Text shown —
-- START --

Under Development
In reviewing research into underlying dimensions of
the negotiation process, Gelfand & McCusker (2001) find heavy use of battle
and game metaphor (e.g., position, common ground, strategy) and theater/cinema
metaphor (e.g., dialog, storyline, frames, roles).
This would seem to reflect the operating metaphors
of both the (predominantly Western) scientists studying the negotiation process
as well as negotiators themselves. What
additional metaphors might be generated that would bring out other, neglected
aspects of the negotiation process?
Because it is found within cultural concepts of, for
example, battle, games, and theater, and because bodily movement elements are
so much more universal, Primary Conceptual Metaphor would seem an obvious
choice for researchers.
Researchers and practitioners of management science
also demonstrate some enthusiasm for metaphor.
Michael Lissack
presents the following:
Starbuck
& Milliken (1988) : “Perceptual
frameworks [metaphors] categorize data, assign likelihoods to data, hide data,
and fill in missing data.”

-- END --

Stored data —
-- START --

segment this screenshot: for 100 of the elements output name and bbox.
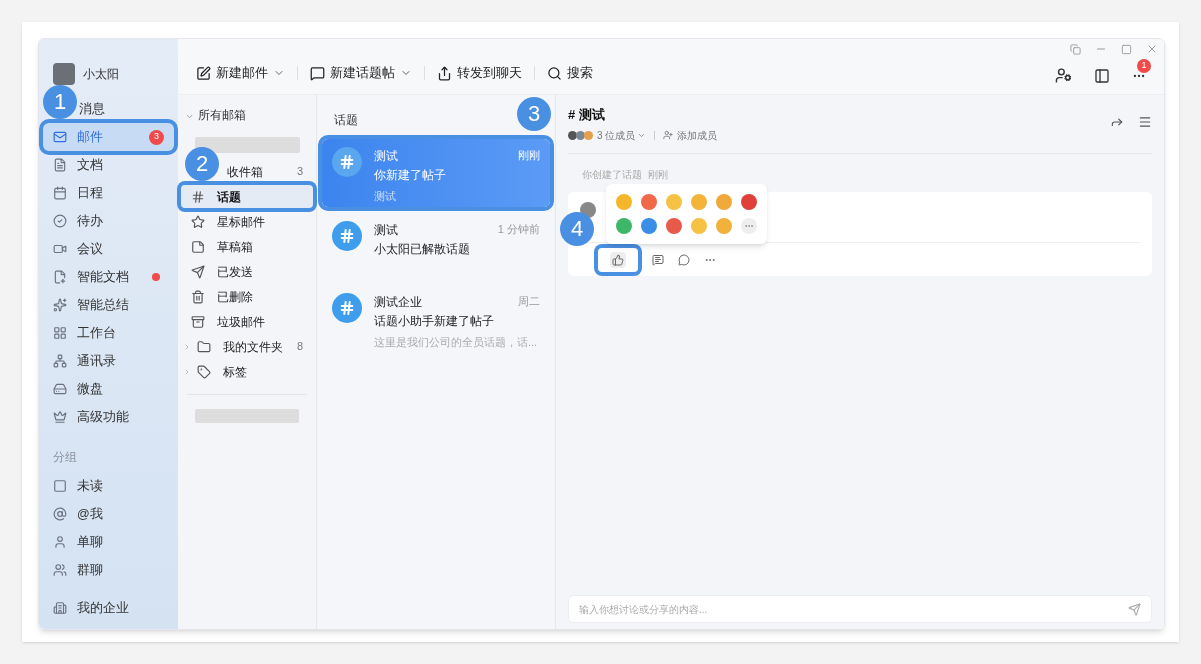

-- END --

Direction — Rewrite the part of the negotiation metaphors text that runs from "Because it is" through "choice for researchers.", putting "physical motion" in place of "bodily movement".

Exercise solution —
Because it is found within cultural concepts of, for
example, battle, games, and theater, and because physical motion elements are
so much more universal, Primary Conceptual Metaphor would seem an obvious
choice for researchers.